:: Extracted material ::

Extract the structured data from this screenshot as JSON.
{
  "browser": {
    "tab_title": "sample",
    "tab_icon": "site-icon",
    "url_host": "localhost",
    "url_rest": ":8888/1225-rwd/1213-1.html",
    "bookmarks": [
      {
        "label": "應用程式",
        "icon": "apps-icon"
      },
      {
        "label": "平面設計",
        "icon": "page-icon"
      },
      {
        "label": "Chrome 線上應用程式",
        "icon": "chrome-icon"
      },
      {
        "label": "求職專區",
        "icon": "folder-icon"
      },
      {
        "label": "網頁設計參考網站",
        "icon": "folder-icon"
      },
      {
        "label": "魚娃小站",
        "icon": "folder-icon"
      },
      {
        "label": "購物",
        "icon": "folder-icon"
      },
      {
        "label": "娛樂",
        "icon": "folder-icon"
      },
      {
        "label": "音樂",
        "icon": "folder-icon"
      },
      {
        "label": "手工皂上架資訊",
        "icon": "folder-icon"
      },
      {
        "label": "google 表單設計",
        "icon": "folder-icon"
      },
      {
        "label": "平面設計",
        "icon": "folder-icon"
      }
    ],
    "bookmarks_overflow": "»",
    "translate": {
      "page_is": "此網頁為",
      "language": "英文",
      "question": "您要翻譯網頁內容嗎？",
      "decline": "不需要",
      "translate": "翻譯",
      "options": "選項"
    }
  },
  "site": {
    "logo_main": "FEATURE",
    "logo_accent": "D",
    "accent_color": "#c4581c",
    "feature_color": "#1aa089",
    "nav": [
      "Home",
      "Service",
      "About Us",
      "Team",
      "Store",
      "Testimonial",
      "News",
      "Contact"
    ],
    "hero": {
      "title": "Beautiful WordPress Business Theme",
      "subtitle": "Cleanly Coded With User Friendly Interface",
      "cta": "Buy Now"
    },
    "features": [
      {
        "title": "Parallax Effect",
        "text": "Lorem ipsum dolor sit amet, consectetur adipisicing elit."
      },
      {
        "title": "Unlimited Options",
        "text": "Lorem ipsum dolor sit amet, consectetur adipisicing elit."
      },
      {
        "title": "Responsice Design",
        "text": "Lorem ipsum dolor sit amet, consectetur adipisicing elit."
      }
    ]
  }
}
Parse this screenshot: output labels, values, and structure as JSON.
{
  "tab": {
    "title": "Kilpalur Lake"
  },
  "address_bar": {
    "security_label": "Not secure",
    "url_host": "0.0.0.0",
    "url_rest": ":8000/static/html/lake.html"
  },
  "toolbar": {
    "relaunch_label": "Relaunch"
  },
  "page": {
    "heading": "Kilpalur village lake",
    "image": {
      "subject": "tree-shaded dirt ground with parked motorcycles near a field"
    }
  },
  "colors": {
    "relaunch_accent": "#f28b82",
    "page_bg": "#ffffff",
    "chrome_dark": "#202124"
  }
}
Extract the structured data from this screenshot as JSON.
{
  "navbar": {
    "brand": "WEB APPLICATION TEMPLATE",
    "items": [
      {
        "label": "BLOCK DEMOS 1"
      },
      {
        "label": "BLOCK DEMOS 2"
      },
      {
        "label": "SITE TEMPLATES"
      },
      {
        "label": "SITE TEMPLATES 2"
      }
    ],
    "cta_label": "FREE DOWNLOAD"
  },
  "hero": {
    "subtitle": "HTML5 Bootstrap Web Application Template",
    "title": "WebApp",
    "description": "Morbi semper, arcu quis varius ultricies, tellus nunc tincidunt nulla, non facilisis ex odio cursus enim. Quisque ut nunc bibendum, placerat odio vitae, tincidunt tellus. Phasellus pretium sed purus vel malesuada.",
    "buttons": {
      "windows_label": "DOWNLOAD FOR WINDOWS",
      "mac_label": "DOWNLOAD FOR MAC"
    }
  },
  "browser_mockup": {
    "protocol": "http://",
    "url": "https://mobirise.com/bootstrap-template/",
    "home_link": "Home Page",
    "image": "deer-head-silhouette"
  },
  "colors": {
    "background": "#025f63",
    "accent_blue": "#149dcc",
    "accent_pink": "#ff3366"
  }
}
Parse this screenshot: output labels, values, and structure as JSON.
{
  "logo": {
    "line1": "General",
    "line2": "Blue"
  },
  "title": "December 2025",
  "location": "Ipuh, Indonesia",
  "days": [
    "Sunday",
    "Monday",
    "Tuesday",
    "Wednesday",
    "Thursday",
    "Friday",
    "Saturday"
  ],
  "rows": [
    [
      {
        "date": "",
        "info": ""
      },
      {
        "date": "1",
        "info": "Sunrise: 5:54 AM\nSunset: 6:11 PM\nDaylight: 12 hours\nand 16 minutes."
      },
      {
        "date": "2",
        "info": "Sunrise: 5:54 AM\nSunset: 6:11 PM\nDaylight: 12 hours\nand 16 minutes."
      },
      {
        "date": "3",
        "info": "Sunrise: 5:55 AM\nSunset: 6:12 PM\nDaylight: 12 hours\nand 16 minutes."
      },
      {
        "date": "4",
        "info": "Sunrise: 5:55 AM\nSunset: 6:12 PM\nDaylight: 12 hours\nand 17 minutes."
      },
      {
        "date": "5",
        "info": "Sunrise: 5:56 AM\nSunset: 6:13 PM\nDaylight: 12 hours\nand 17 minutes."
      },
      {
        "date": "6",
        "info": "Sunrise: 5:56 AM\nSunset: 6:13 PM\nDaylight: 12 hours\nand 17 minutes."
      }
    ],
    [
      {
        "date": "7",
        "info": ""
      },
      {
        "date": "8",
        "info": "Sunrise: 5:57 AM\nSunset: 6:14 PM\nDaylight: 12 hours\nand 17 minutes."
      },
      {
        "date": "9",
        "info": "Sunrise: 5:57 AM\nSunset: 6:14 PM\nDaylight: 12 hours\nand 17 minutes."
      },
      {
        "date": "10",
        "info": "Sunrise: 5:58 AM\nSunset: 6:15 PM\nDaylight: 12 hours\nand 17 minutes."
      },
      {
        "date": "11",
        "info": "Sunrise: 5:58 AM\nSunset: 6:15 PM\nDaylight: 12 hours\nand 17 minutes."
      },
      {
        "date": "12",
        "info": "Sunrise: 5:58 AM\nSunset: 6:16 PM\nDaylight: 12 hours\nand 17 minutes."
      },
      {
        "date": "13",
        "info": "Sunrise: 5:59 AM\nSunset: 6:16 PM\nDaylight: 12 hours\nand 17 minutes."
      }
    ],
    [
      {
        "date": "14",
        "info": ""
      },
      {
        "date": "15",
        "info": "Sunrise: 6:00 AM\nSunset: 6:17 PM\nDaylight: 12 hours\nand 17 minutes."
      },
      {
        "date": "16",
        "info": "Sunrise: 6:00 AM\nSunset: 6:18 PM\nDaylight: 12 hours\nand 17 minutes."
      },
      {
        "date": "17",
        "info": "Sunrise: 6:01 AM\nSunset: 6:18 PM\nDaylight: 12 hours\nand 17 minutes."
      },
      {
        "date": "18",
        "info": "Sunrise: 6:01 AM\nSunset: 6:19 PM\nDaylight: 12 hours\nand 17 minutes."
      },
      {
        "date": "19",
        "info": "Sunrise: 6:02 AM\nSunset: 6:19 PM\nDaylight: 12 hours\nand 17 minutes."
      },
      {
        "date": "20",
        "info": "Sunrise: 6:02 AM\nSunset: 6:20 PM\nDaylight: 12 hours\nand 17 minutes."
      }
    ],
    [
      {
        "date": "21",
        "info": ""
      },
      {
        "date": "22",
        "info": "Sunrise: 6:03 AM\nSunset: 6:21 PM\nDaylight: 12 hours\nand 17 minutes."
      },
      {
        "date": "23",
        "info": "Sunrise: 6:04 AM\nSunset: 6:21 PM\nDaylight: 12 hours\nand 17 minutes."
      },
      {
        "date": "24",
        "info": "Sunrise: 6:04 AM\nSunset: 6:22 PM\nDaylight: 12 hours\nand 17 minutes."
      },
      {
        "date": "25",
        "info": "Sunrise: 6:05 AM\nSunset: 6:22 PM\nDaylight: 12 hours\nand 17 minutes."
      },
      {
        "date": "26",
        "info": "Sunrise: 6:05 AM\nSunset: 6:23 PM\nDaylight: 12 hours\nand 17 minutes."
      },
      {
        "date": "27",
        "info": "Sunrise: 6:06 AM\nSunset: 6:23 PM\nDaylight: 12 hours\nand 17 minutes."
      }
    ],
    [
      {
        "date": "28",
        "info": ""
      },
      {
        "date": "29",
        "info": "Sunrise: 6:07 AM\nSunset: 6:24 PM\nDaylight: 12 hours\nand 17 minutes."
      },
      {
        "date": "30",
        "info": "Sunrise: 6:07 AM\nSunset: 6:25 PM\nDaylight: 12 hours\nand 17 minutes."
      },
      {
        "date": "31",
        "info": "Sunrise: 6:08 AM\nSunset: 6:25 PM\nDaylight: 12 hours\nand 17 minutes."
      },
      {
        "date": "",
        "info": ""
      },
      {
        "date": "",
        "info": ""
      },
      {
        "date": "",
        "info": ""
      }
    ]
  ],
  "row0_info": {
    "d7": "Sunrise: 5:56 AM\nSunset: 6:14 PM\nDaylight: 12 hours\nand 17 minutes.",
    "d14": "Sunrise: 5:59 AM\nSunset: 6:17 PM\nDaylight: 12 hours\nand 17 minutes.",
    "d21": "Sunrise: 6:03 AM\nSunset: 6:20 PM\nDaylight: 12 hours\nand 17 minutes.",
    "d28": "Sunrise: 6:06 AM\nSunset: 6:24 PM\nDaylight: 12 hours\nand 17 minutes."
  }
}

:::

▸ Required work: Write out every line of the entries that holds the word "subtitle".

▸ Task answer:
      "subtitle": "Cleanly Coded With User Friendly Interface",
    "subtitle": "HTML5 Bootstrap Web Application Template",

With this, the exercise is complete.